▶ REQUIRED WORK: Count how many lines of the material contain the string "party", then give that number and nothing more.

Entries with figure data:
· · ·

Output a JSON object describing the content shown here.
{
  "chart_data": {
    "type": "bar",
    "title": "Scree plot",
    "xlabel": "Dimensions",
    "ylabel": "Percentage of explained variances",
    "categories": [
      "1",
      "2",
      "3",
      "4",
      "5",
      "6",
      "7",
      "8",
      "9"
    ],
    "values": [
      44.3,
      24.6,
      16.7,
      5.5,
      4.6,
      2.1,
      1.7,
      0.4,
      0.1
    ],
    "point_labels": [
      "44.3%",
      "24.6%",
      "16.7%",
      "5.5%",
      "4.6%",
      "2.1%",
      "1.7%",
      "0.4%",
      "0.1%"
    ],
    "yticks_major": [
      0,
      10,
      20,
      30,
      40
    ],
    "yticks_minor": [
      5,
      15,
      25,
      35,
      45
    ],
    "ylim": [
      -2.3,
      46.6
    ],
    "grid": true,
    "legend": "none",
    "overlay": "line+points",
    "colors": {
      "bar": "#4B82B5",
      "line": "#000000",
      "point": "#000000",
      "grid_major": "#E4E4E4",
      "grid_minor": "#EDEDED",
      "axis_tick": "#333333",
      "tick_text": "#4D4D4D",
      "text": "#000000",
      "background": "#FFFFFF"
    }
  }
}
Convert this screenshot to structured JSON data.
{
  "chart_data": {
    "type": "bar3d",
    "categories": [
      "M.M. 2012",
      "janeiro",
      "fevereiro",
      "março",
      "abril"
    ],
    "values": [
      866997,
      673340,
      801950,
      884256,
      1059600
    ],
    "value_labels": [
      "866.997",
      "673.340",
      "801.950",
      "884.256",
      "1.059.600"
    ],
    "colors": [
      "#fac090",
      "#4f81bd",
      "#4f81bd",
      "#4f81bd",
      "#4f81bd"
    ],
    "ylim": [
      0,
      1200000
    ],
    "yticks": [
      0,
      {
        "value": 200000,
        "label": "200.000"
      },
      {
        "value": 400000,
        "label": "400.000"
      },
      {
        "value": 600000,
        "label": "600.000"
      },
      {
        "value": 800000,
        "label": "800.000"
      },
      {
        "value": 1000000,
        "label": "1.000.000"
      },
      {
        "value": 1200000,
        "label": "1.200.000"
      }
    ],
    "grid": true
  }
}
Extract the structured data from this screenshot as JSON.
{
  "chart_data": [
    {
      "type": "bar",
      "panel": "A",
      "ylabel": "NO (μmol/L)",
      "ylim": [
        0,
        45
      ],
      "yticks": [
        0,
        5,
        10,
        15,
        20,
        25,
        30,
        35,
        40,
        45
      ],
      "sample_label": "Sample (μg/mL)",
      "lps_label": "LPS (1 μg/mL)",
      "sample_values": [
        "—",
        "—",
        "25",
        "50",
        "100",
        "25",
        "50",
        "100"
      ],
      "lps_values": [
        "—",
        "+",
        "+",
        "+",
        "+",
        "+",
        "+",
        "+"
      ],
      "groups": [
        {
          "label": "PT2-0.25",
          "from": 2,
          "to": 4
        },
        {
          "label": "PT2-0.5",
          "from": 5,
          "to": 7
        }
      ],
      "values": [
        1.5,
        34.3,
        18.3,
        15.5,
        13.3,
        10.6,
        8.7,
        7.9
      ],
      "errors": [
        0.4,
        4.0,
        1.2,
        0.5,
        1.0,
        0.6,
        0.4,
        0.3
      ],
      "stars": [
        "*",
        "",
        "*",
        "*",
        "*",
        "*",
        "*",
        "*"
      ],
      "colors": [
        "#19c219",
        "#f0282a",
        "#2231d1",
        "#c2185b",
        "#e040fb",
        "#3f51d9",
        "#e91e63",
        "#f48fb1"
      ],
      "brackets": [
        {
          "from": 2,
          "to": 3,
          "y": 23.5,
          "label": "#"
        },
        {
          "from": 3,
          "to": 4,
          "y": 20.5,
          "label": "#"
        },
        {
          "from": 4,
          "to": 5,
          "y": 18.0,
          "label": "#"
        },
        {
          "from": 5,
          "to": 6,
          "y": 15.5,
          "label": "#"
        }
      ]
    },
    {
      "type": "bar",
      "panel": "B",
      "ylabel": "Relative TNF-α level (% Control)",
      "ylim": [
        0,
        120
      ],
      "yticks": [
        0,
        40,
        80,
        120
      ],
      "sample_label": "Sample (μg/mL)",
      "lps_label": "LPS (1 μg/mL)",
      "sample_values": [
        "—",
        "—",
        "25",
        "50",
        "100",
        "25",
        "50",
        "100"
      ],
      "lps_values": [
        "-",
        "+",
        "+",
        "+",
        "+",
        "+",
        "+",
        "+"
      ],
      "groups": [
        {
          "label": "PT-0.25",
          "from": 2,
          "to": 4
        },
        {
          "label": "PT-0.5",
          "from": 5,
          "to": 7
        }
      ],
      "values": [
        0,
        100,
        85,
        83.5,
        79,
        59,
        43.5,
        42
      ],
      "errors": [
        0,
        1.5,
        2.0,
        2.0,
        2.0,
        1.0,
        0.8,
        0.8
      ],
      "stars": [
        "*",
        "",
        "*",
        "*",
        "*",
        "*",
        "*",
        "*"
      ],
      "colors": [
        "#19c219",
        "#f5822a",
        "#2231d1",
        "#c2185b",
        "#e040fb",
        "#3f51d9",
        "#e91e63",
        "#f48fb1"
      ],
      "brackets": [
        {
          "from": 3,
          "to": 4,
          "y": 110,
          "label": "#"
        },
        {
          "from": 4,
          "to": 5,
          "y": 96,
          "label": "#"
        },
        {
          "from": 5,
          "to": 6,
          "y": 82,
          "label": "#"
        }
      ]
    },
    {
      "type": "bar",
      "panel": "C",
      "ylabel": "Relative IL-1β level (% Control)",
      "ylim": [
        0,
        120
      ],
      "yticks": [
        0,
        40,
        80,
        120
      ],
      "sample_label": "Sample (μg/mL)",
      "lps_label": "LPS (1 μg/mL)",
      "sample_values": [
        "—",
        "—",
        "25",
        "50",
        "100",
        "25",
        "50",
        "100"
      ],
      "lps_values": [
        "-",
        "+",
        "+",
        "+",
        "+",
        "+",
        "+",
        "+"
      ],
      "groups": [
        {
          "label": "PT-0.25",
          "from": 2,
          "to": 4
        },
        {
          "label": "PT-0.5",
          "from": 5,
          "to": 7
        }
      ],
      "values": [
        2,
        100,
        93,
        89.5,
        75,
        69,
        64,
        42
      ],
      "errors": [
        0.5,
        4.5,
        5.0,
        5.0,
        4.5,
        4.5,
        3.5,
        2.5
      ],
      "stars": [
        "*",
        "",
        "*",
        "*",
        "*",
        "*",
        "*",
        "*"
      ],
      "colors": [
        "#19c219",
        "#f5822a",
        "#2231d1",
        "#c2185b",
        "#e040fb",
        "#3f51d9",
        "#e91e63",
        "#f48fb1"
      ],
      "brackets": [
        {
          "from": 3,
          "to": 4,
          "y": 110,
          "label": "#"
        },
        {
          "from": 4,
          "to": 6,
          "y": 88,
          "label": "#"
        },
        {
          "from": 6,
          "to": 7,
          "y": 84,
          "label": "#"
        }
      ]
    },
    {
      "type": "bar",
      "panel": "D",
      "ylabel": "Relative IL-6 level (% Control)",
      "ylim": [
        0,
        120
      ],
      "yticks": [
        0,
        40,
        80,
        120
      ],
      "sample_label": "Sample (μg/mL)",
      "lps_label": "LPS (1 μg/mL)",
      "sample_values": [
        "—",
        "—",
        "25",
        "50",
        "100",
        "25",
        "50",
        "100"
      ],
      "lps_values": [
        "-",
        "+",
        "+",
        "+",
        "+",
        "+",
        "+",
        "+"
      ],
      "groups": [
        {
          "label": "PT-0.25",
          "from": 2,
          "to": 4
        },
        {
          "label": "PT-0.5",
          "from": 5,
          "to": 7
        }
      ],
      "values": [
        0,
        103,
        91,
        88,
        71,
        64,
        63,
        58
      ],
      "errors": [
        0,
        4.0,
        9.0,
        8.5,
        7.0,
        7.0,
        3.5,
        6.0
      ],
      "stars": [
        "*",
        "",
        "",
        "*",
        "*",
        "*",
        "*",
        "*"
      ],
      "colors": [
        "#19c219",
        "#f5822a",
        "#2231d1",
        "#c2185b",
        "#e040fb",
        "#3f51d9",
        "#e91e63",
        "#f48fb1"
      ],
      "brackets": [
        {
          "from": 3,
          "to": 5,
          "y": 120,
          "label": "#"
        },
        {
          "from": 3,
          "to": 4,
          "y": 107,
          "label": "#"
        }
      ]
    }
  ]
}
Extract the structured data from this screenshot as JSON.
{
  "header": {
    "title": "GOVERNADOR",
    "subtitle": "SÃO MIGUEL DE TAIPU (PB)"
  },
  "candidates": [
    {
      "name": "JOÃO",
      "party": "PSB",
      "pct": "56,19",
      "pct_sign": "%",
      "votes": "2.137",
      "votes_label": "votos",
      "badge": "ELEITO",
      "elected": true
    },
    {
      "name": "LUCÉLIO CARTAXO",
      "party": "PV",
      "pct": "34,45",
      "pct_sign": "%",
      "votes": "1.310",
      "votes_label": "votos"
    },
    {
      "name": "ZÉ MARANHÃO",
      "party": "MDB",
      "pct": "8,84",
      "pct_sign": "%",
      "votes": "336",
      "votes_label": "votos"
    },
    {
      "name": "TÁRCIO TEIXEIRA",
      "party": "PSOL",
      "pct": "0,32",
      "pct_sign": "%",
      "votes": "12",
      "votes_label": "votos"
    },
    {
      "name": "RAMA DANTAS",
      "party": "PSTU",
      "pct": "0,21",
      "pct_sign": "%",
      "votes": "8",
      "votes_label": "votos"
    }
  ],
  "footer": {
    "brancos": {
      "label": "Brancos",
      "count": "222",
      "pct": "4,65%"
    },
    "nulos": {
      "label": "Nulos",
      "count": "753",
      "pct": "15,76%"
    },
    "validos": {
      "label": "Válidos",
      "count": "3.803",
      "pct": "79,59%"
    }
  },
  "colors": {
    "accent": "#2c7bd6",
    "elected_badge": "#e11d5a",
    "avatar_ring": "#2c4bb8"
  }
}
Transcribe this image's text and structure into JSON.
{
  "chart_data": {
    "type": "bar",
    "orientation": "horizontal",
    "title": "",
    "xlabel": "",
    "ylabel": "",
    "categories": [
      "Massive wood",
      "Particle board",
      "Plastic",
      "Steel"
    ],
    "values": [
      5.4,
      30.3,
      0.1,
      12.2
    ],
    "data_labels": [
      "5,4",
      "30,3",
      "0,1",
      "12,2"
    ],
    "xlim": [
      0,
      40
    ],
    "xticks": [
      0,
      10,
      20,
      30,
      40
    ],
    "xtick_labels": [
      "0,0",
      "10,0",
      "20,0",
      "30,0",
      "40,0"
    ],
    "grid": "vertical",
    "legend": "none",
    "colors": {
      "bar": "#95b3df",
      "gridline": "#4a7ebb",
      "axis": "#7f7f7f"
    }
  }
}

· · ·

▶ RIGHT ANSWER: 5